**Listing**
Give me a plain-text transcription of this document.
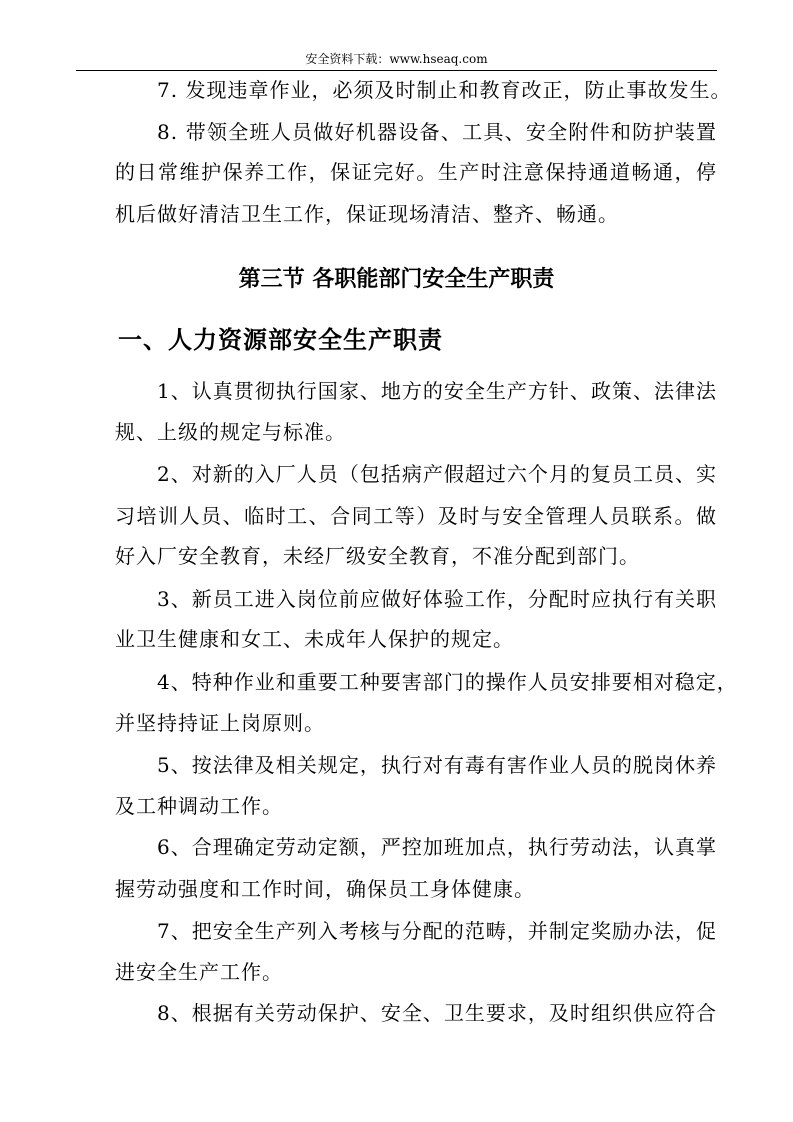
安全资料下载：www.hseaq.com
7. 发现违章作业，必须及时制止和教育改正，防止事故发生。
8. 带领全班人员做好机器设备、工具、安全附件和防护装置
的日常维护保养工作，保证完好。生产时注意保持通道畅通，停
机后做好清洁卫生工作，保证现场清洁、整齐、畅通。
第三节 各职能部门安全生产职责
一、人力资源部安全生产职责
1、认真贯彻执行国家、地方的安全生产方针、政策、法律法
规、上级的规定与标准。
2、对新的入厂人员（包括病产假超过六个月的复员工员、实
习培训人员、临时工、合同工等）及时与安全管理人员联系。做
好入厂安全教育，未经厂级安全教育，不准分配到部门。
3、新员工进入岗位前应做好体验工作，分配时应执行有关职
业卫生健康和女工、未成年人保护的规定。
4、特种作业和重要工种要害部门的操作人员安排要相对稳定，
并坚持持证上岗原则。
5、按法律及相关规定，执行对有毒有害作业人员的脱岗休养
及工种调动工作。
6、合理确定劳动定额，严控加班加点，执行劳动法，认真掌
握劳动强度和工作时间，确保员工身体健康。
7、把安全生产列入考核与分配的范畴，并制定奖励办法，促
进安全生产工作。
8、根据有关劳动保护、安全、卫生要求，及时组织供应符合
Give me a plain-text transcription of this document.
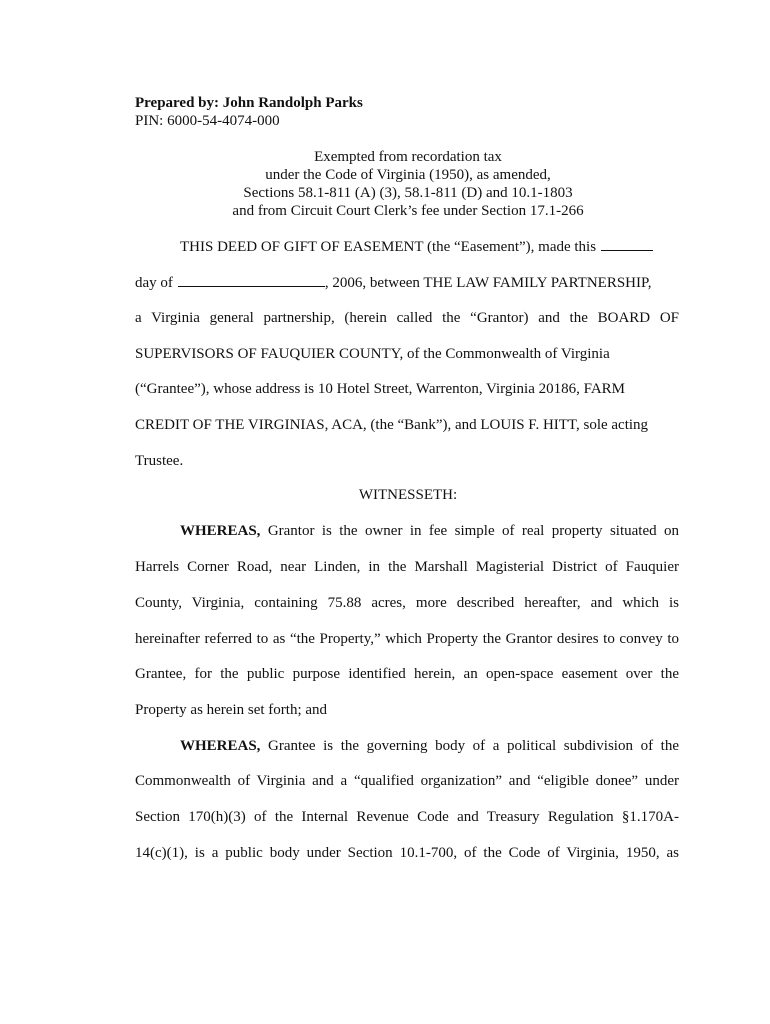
Prepared by: John Randolph Parks
PIN: 6000-54-4074-000
Exempted from recordation tax
under the Code of Virginia (1950), as amended,
Sections 58.1-811 (A) (3), 58.1-811 (D) and 10.1-1803
and from Circuit Court Clerk’s fee under Section 17.1-266
THIS DEED OF GIFT OF EASEMENT (the “Easement”), made this
day of	, 2006, between THE LAW FAMILY PARTNERSHIP,
a Virginia general partnership, (herein called the “Grantor) and the BOARD OF
SUPERVISORS OF FAUQUIER COUNTY, of the Commonwealth of Virginia
(“Grantee”), whose address is 10 Hotel Street, Warrenton, Virginia 20186, FARM
CREDIT OF THE VIRGINIAS, ACA, (the “Bank”), and LOUIS F. HITT, sole acting
Trustee.
WITNESSETH:
WHEREAS, Grantor is the owner in fee simple of real property situated on
Harrels Corner Road, near Linden, in the Marshall Magisterial District of Fauquier
County, Virginia, containing 75.88 acres, more described hereafter, and which is
hereinafter referred to as “the Property,” which Property the Grantor desires to convey to
Grantee, for the public purpose identified herein, an open-space easement over the
Property as herein set forth; and
WHEREAS, Grantee is the governing body of a political subdivision of the
Commonwealth of Virginia and a “qualified organization” and “eligible donee” under
Section 170(h)(3) of the Internal Revenue Code and Treasury Regulation §1.170A-
14(c)(1), is a public body under Section 10.1-700, of the Code of Virginia, 1950, as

**Goal of the exercise**
Set each line of the records down exactly, leaving every picture out.

**Solution to this problem**
Give me a plain-text transcription of this document.
安全资料下载：www.hseaq.com
7. 发现违章作业，必须及时制止和教育改正，防止事故发生。
8. 带领全班人员做好机器设备、工具、安全附件和防护装置
的日常维护保养工作，保证完好。生产时注意保持通道畅通，停
机后做好清洁卫生工作，保证现场清洁、整齐、畅通。
第三节 各职能部门安全生产职责
一、人力资源部安全生产职责
1、认真贯彻执行国家、地方的安全生产方针、政策、法律法
规、上级的规定与标准。
2、对新的入厂人员（包括病产假超过六个月的复员工员、实
习培训人员、临时工、合同工等）及时与安全管理人员联系。做
好入厂安全教育，未经厂级安全教育，不准分配到部门。
3、新员工进入岗位前应做好体验工作，分配时应执行有关职
业卫生健康和女工、未成年人保护的规定。
4、特种作业和重要工种要害部门的操作人员安排要相对稳定，
并坚持持证上岗原则。
5、按法律及相关规定，执行对有毒有害作业人员的脱岗休养
及工种调动工作。
6、合理确定劳动定额，严控加班加点，执行劳动法，认真掌
握劳动强度和工作时间，确保员工身体健康。
7、把安全生产列入考核与分配的范畴，并制定奖励办法，促
进安全生产工作。
8、根据有关劳动保护、安全、卫生要求，及时组织供应符合
Give me a plain-text transcription of this document.
Prepared by: John Randolph Parks
PIN: 6000-54-4074-000
Exempted from recordation tax
under the Code of Virginia (1950), as amended,
Sections 58.1-811 (A) (3), 58.1-811 (D) and 10.1-1803
and from Circuit Court Clerk’s fee under Section 17.1-266
THIS DEED OF GIFT OF EASEMENT (the “Easement”), made this
day of	, 2006, between THE LAW FAMILY PARTNERSHIP,
a Virginia general partnership, (herein called the “Grantor) and the BOARD OF
SUPERVISORS OF FAUQUIER COUNTY, of the Commonwealth of Virginia
(“Grantee”), whose address is 10 Hotel Street, Warrenton, Virginia 20186, FARM
CREDIT OF THE VIRGINIAS, ACA, (the “Bank”), and LOUIS F. HITT, sole acting
Trustee.
WITNESSETH:
WHEREAS, Grantor is the owner in fee simple of real property situated on
Harrels Corner Road, near Linden, in the Marshall Magisterial District of Fauquier
County, Virginia, containing 75.88 acres, more described hereafter, and which is
hereinafter referred to as “the Property,” which Property the Grantor desires to convey to
Grantee, for the public purpose identified herein, an open-space easement over the
Property as herein set forth; and
WHEREAS, Grantee is the governing body of a political subdivision of the
Commonwealth of Virginia and a “qualified organization” and “eligible donee” under
Section 170(h)(3) of the Internal Revenue Code and Treasury Regulation §1.170A-
14(c)(1), is a public body under Section 10.1-700, of the Code of Virginia, 1950, as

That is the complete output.